• [Problem requirements]
Copy all the entries word for word, but omit the pictures.

• [Records provided]
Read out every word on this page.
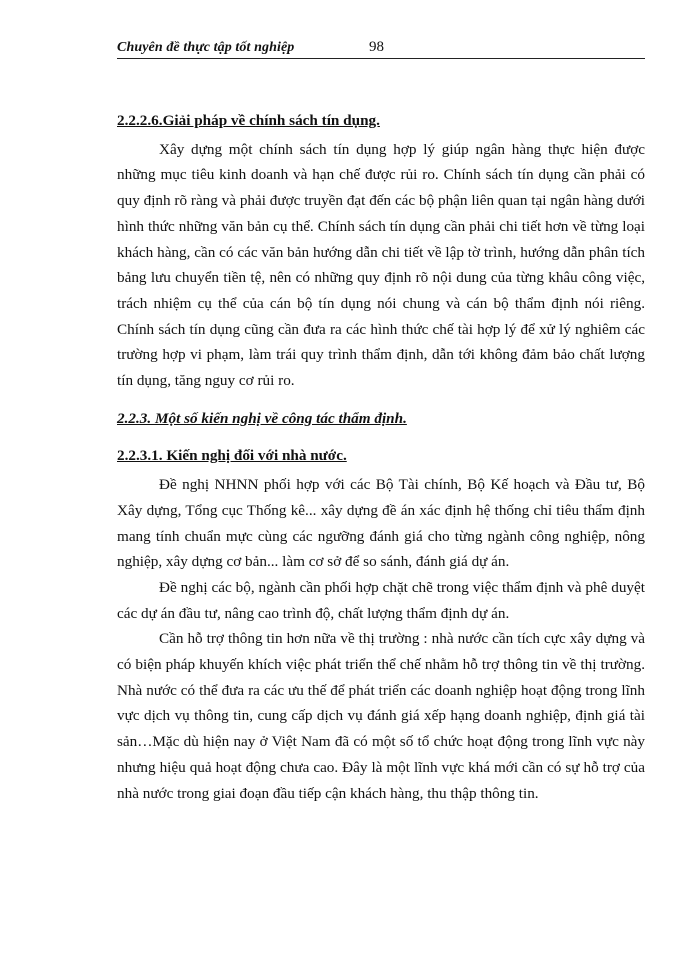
Chuyên đề thực tập tốt nghiệp	98
2.2.2.6.Giải pháp về chính sách tín dụng.

Xây dựng một chính sách tín dụng hợp lý giúp ngân hàng thực hiện được những mục tiêu kinh doanh và hạn chế được rủi ro. Chính sách tín dụng cần phải có quy định rõ ràng và phải được truyền đạt đến các bộ phận liên quan tại ngân hàng dưới hình thức những văn bản cụ thể. Chính sách tín dụng cần phải chi tiết hơn về từng loại khách hàng, cần có các văn bản hướng dẫn chi tiết về lập tờ trình, hướng dẫn phân tích bảng lưu chuyển tiền tệ, nên có những quy định rõ nội dung của từng khâu công việc, trách nhiệm cụ thể của cán bộ tín dụng nói chung và cán bộ thẩm định nói riêng. Chính sách tín dụng cũng cần đưa ra các hình thức chế tài hợp lý để xử lý nghiêm các trường hợp vi phạm, làm trái quy trình thẩm định, dẫn tới không đảm bảo chất lượng tín dụng, tăng nguy cơ rủi ro.

2.2.3. Một số kiến nghị về công tác thẩm định.
2.2.3.1. Kiến nghị đối với nhà nước.

Đề nghị NHNN phối hợp với các Bộ Tài chính, Bộ Kế hoạch và Đầu tư, Bộ Xây dựng, Tổng cục Thống kê... xây dựng đề án xác định hệ thống chỉ tiêu thẩm định mang tính chuẩn mực cùng các ngưỡng đánh giá cho từng ngành công nghiệp, nông nghiệp, xây dựng cơ bản... làm cơ sở để so sánh, đánh giá dự án.

Đề nghị các bộ, ngành cần phối hợp chặt chẽ trong việc thẩm định và phê duyệt các dự án đầu tư, nâng cao trình độ, chất lượng thẩm định dự án.

Cần hỗ trợ thông tin hơn nữa về thị trường : nhà nước cần tích cực xây dựng và có biện pháp khuyến khích việc phát triển thể chế nhằm hỗ trợ thông tin về thị trường. Nhà nước có thể đưa ra các ưu thế để phát triển các doanh nghiệp hoạt động trong lĩnh vực dịch vụ thông tin, cung cấp dịch vụ đánh giá xếp hạng doanh nghiệp, định giá tài sản…Mặc dù hiện nay ở Việt Nam đã có một số tổ chức hoạt động trong lĩnh vực này nhưng hiệu quả hoạt động chưa cao. Đây là một lĩnh vực khá mới cần có sự hỗ trợ của nhà nước trong giai đoạn đầu tiếp cận khách hàng, thu thập thông tin.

• [Complete response]
Read out every word on this page.
Chuyên đề thực tập tốt nghiệp	98
2.2.2.6.Giải pháp về chính sách tín dụng.

Xây dựng một chính sách tín dụng hợp lý giúp ngân hàng thực hiện được những mục tiêu kinh doanh và hạn chế được rủi ro. Chính sách tín dụng cần phải có quy định rõ ràng và phải được truyền đạt đến các bộ phận liên quan tại ngân hàng dưới hình thức những văn bản cụ thể. Chính sách tín dụng cần phải chi tiết hơn về từng loại khách hàng, cần có các văn bản hướng dẫn chi tiết về lập tờ trình, hướng dẫn phân tích bảng lưu chuyển tiền tệ, nên có những quy định rõ nội dung của từng khâu công việc, trách nhiệm cụ thể của cán bộ tín dụng nói chung và cán bộ thẩm định nói riêng. Chính sách tín dụng cũng cần đưa ra các hình thức chế tài hợp lý để xử lý nghiêm các trường hợp vi phạm, làm trái quy trình thẩm định, dẫn tới không đảm bảo chất lượng tín dụng, tăng nguy cơ rủi ro.

2.2.3. Một số kiến nghị về công tác thẩm định.
2.2.3.1. Kiến nghị đối với nhà nước.

Đề nghị NHNN phối hợp với các Bộ Tài chính, Bộ Kế hoạch và Đầu tư, Bộ Xây dựng, Tổng cục Thống kê... xây dựng đề án xác định hệ thống chỉ tiêu thẩm định mang tính chuẩn mực cùng các ngưỡng đánh giá cho từng ngành công nghiệp, nông nghiệp, xây dựng cơ bản... làm cơ sở để so sánh, đánh giá dự án.

Đề nghị các bộ, ngành cần phối hợp chặt chẽ trong việc thẩm định và phê duyệt các dự án đầu tư, nâng cao trình độ, chất lượng thẩm định dự án.

Cần hỗ trợ thông tin hơn nữa về thị trường : nhà nước cần tích cực xây dựng và có biện pháp khuyến khích việc phát triển thể chế nhằm hỗ trợ thông tin về thị trường. Nhà nước có thể đưa ra các ưu thế để phát triển các doanh nghiệp hoạt động trong lĩnh vực dịch vụ thông tin, cung cấp dịch vụ đánh giá xếp hạng doanh nghiệp, định giá tài sản…Mặc dù hiện nay ở Việt Nam đã có một số tổ chức hoạt động trong lĩnh vực này nhưng hiệu quả hoạt động chưa cao. Đây là một lĩnh vực khá mới cần có sự hỗ trợ của nhà nước trong giai đoạn đầu tiếp cận khách hàng, thu thập thông tin.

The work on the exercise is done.